Search the records below for the word "труда" and show every line where it occurs.

— begin Dataset content —

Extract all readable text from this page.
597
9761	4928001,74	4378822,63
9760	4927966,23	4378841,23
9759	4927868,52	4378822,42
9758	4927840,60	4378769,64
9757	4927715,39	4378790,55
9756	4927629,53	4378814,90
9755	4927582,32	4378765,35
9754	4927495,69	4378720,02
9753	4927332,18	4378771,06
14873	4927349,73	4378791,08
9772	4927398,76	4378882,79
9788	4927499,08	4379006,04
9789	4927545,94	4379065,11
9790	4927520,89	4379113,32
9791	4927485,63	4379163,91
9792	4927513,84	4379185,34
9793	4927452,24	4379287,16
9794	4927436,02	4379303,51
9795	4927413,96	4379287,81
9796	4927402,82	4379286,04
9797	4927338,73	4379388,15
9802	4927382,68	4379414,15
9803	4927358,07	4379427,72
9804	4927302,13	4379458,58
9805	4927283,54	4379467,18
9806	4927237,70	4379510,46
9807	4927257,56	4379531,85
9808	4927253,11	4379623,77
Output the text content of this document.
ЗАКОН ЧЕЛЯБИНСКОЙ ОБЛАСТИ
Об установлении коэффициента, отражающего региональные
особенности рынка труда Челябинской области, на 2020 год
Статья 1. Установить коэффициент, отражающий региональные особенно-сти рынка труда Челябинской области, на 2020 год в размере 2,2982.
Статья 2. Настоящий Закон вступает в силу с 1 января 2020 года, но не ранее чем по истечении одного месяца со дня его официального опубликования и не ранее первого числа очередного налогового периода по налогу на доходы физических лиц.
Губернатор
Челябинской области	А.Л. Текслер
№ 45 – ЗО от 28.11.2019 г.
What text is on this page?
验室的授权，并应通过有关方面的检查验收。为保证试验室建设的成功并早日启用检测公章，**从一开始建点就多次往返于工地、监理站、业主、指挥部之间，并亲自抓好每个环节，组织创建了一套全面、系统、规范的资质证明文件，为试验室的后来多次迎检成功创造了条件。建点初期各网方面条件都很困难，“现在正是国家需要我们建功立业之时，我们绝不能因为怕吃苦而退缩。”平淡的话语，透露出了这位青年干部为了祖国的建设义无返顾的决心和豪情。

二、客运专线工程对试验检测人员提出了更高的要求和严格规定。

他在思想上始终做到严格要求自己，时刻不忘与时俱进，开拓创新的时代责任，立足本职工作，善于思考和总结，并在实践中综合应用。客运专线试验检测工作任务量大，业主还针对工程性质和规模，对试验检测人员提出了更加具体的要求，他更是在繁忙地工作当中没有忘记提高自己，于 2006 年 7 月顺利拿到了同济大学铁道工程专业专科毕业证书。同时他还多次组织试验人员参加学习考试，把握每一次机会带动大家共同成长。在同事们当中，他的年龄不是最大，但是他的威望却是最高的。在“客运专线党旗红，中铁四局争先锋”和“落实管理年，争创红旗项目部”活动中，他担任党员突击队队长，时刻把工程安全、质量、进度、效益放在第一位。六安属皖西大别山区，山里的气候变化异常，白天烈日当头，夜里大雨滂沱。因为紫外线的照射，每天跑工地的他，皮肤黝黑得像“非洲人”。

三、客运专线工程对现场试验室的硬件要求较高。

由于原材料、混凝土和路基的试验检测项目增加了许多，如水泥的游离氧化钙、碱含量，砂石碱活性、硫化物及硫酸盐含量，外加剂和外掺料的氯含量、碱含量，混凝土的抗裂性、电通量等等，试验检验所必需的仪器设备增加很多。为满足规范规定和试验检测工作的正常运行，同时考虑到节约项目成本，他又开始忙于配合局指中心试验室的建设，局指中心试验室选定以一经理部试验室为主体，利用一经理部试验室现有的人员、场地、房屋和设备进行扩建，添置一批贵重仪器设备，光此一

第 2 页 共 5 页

— end Dataset content —

## Solution to this exercise:
особенности рынка труда Челябинской области, на 2020 год
Статья 1. Установить коэффициент, отражающий региональные особенно-сти рынка труда Челябинской области, на 2020 год в размере 2,2982.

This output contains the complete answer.